**THE DATA**
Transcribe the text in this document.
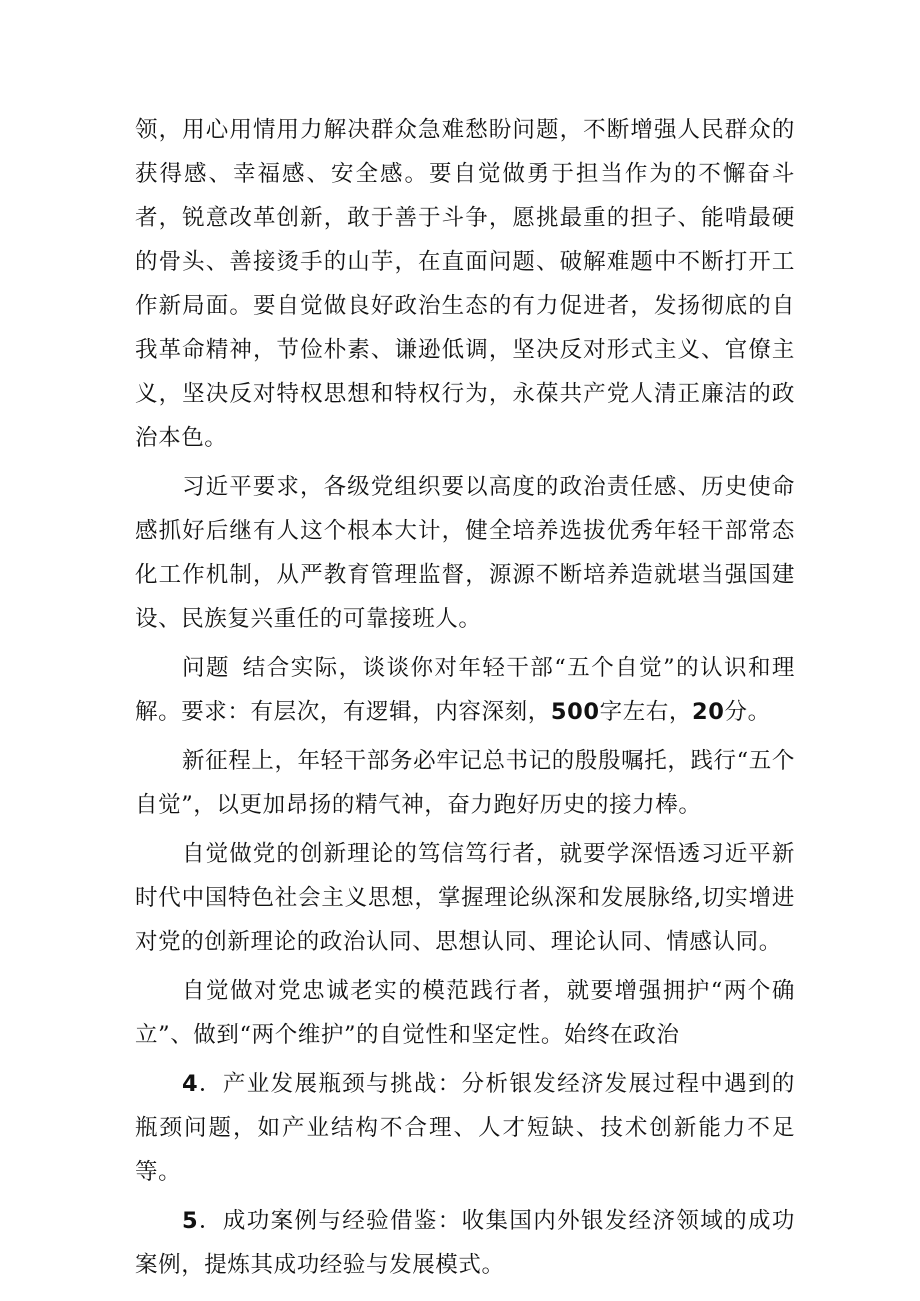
领，用心用情用力解决群众急难愁盼问题，不断增强人民群众的获得感、幸福感、安全感。要自觉做勇于担当作为的不懈奋斗者，锐意改革创新，敢于善于斗争，愿挑最重的担子、能啃最硬的骨头、善接烫手的山芋，在直面问题、破解难题中不断打开工作新局面。要自觉做良好政治生态的有力促进者，发扬彻底的自我革命精神，节俭朴素、谦逊低调，坚决反对形式主义、官僚主义，坚决反对特权思想和特权行为，永葆共产党人清正廉洁的政治本色。

习近平要求，各级党组织要以高度的政治责任感、历史使命感抓好后继有人这个根本大计，健全培养选拔优秀年轻干部常态化工作机制，从严教育管理监督，源源不断培养造就堪当强国建设、民族复兴重任的可靠接班人。

问题 结合实际，谈谈你对年轻干部“五个自觉”的认识和理解。要求：有层次，有逻辑，内容深刻，500字左右，20分。

新征程上，年轻干部务必牢记总书记的殷殷嘱托，践行“五个自觉”，以更加昂扬的精气神，奋力跑好历史的接力棒。

自觉做党的创新理论的笃信笃行者，就要学深悟透习近平新时代中国特色社会主义思想，掌握理论纵深和发展脉络,切实增进对党的创新理论的政治认同、思想认同、理论认同、情感认同。

自觉做对党忠诚老实的模范践行者，就要增强拥护“两个确立”、做到“两个维护”的自觉性和坚定性。始终在政治

4．产业发展瓶颈与挑战：分析银发经济发展过程中遇到的瓶颈问题，如产业结构不合理、人才短缺、技术创新能力不足等。

5．成功案例与经验借鉴：收集国内外银发经济领域的成功案例，提炼其成功经验与发展模式。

**DIRECTIVE**
Without the images, write out each line of the data verbatim.

**TASK RESPONSE**
Transcribe the text in this document.
领，用心用情用力解决群众急难愁盼问题，不断增强人民群众的获得感、幸福感、安全感。要自觉做勇于担当作为的不懈奋斗者，锐意改革创新，敢于善于斗争，愿挑最重的担子、能啃最硬的骨头、善接烫手的山芋，在直面问题、破解难题中不断打开工作新局面。要自觉做良好政治生态的有力促进者，发扬彻底的自我革命精神，节俭朴素、谦逊低调，坚决反对形式主义、官僚主义，坚决反对特权思想和特权行为，永葆共产党人清正廉洁的政治本色。

习近平要求，各级党组织要以高度的政治责任感、历史使命感抓好后继有人这个根本大计，健全培养选拔优秀年轻干部常态化工作机制，从严教育管理监督，源源不断培养造就堪当强国建设、民族复兴重任的可靠接班人。

问题 结合实际，谈谈你对年轻干部“五个自觉”的认识和理解。要求：有层次，有逻辑，内容深刻，500字左右，20分。

新征程上，年轻干部务必牢记总书记的殷殷嘱托，践行“五个自觉”，以更加昂扬的精气神，奋力跑好历史的接力棒。

自觉做党的创新理论的笃信笃行者，就要学深悟透习近平新时代中国特色社会主义思想，掌握理论纵深和发展脉络,切实增进对党的创新理论的政治认同、思想认同、理论认同、情感认同。

自觉做对党忠诚老实的模范践行者，就要增强拥护“两个确立”、做到“两个维护”的自觉性和坚定性。始终在政治

4．产业发展瓶颈与挑战：分析银发经济发展过程中遇到的瓶颈问题，如产业结构不合理、人才短缺、技术创新能力不足等。

5．成功案例与经验借鉴：收集国内外银发经济领域的成功案例，提炼其成功经验与发展模式。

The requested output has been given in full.